SOURCE TEXT:
────────

One-third of the Chicago Fire Department's on-duty personnel have responded to a 5-11 alarm fire that has engulfed two warehouse buildings, causing part of one to collapse, in the Bridgeport neighborhood Tuesday night.
A four-story building caught fire after 9 p.m. and then jumped to another building, according to the Chicago Fire Department. Extra alarms, bringing more fire equipment, firefighters and paramedics were called shortly after firefighters arrived.
One firefighter suffered a back injury and was taken to Advocate Christ Medical Center in serious condition, said Chicago Firefighter Meg Ahlheim, a department spokeswoman.
The fire climbed into the sky and sent ashes down on cars below. The warmth from the blaze could be felt blocks away.
"You could see the embers from the highway," said Darcy Benedict, a 28-year-old UIC medical school student. "I could see blue flames rising up."
Benedict and her boyfriend saw the fire from Interstate 55 and got off to get a better look.
A crowd of at least 40 adults and children stood behind police tape, bundled up in the freezing weather, taking videos with cellphones.
Several others at the scene expressed doubt that the fire could be contained, as dozens of hoses could be seen in the distance spraying high and low onto the enormous blaze.
The commander at Tuesday's fire used two 'special alarms' to call for additional equipment, firefighters and paramedics beyond what a 5-11 alarm calls for.
“I’m looking at the south side of the main fire building and there’s a big portion of exterior wall and roof collapse,” Ahlheim said.

────────

SOURCE DATA:
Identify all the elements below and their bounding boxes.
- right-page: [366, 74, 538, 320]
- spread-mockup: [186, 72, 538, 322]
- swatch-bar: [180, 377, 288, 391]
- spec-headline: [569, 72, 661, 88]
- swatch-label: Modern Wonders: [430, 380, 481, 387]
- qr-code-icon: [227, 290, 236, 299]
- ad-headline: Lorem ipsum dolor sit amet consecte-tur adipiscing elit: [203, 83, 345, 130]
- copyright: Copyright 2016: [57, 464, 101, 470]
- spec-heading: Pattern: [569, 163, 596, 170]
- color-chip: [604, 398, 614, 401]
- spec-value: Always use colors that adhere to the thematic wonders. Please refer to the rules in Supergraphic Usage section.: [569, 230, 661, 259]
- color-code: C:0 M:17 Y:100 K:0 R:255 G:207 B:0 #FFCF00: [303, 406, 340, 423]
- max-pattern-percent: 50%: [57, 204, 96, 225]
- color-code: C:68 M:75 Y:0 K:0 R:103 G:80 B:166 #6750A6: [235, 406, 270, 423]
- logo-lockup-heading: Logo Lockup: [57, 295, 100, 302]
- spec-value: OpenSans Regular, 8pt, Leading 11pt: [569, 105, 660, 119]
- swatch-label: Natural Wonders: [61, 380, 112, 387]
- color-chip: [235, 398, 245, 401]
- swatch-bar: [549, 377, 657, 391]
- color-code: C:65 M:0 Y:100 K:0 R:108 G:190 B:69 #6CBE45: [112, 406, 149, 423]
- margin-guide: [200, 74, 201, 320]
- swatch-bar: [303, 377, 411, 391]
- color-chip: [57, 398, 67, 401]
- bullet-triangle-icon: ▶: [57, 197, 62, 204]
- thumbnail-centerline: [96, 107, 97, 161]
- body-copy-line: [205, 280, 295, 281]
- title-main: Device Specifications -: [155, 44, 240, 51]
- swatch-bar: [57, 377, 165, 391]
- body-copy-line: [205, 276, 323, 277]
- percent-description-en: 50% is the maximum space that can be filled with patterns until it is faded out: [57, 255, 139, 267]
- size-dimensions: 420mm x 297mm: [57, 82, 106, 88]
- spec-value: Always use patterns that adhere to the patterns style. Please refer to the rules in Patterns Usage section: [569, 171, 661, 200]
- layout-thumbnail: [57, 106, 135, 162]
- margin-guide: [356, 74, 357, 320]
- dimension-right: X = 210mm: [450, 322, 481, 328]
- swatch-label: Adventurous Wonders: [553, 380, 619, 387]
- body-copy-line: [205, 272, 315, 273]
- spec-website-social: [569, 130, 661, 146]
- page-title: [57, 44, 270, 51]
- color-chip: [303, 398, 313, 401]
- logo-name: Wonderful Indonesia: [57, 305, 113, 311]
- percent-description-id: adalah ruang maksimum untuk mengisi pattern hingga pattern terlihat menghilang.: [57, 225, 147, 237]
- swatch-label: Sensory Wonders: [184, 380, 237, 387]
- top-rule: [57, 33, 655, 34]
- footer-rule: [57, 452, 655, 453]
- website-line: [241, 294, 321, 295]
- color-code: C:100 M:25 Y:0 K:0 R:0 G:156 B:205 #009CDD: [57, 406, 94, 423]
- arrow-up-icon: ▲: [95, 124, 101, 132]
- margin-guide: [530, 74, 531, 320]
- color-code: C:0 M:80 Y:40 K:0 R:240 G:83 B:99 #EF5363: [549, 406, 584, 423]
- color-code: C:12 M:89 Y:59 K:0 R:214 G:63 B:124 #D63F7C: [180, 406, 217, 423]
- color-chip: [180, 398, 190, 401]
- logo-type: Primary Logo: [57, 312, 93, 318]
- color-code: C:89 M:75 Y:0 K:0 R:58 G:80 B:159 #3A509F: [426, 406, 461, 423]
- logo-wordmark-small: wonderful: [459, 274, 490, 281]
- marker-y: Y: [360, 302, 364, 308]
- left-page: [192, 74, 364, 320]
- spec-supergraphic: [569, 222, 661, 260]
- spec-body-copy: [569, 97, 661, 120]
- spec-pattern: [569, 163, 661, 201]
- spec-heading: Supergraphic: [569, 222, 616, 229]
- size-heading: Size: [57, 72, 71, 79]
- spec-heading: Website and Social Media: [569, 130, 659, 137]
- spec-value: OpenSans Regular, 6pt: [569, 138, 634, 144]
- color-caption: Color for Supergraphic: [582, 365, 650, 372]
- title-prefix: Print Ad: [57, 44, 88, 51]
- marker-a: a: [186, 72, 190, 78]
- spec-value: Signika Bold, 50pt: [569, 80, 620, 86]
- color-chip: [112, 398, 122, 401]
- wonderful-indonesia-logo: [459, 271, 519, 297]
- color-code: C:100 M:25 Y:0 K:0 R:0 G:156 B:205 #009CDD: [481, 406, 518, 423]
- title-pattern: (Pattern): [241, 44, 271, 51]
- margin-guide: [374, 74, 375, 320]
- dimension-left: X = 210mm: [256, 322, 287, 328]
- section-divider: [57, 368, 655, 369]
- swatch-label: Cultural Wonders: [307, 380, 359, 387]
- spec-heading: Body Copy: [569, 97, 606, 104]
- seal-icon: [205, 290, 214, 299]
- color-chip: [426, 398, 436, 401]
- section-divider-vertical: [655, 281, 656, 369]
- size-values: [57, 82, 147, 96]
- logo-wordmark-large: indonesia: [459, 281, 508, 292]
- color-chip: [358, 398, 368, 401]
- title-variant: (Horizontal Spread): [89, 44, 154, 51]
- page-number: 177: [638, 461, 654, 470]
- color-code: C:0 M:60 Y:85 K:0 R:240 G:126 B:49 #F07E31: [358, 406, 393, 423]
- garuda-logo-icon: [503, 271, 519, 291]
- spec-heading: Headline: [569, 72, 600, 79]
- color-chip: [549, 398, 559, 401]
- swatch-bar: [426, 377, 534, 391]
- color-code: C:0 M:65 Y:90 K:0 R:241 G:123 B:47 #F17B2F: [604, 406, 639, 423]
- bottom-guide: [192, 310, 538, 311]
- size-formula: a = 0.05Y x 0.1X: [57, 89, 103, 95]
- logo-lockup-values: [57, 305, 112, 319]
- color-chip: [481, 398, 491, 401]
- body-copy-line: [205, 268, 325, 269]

────────

EXERCISES:
**a.** In the article on the Bridgeport warehouse fire, rewrite the paragraph beginning "A four-story building caught fire" as a short list that keeps its main facts.
**b.** According to the article on the Bridgeport warehouse fire, where was the injured firefighter taken?
**c.** Continue the article on the Bridgeport warehouse fire from its final paragraph.

LIST OF ANSWERS:
**a.**
- A four-story building caught fire after 9 p.m.
- The fire then spread to another building, according to the Chicago Fire Department.
- Shortly after firefighters arrived, extra alarms were called, bringing more equipment, firefighters and paramedics.

**b.** The firefighter was taken to Advocate Christ Medical Center in serious condition.

**c.**
There was “extreme fire” throughout the buildings. Nobody has been reported injured.
The fire in the second building was mostly extinguished as of about 10:25 p.m. but the first building is "still involved," Ahlheim said.
The special alarm is "extremely rare" according to the Chicago Fire Department. About 200 firefighters and paramedics are at the scene.
The alarms normally escalate one at a time beyond a normal fire response up to a fifth alarm, though the scene commander skipped a fourth alarm once the fire jumped to another building.
The fire Tuesday appears to be the largest since one in 2006 that gutted the historic Wirt Dexter Building in the South Loop. That fire broke out before 3 p.m. on a weekday, snarled downtown traffic and forced the CTA to stop service on Loop L tracks.
There was also a 5-11 fire in 2012 - in Avondale on the Northwest Side. That burned for hours but didn't required the special alarms called for Tuesday night's fire. About 200 firefighters and paramedics responded to that fire.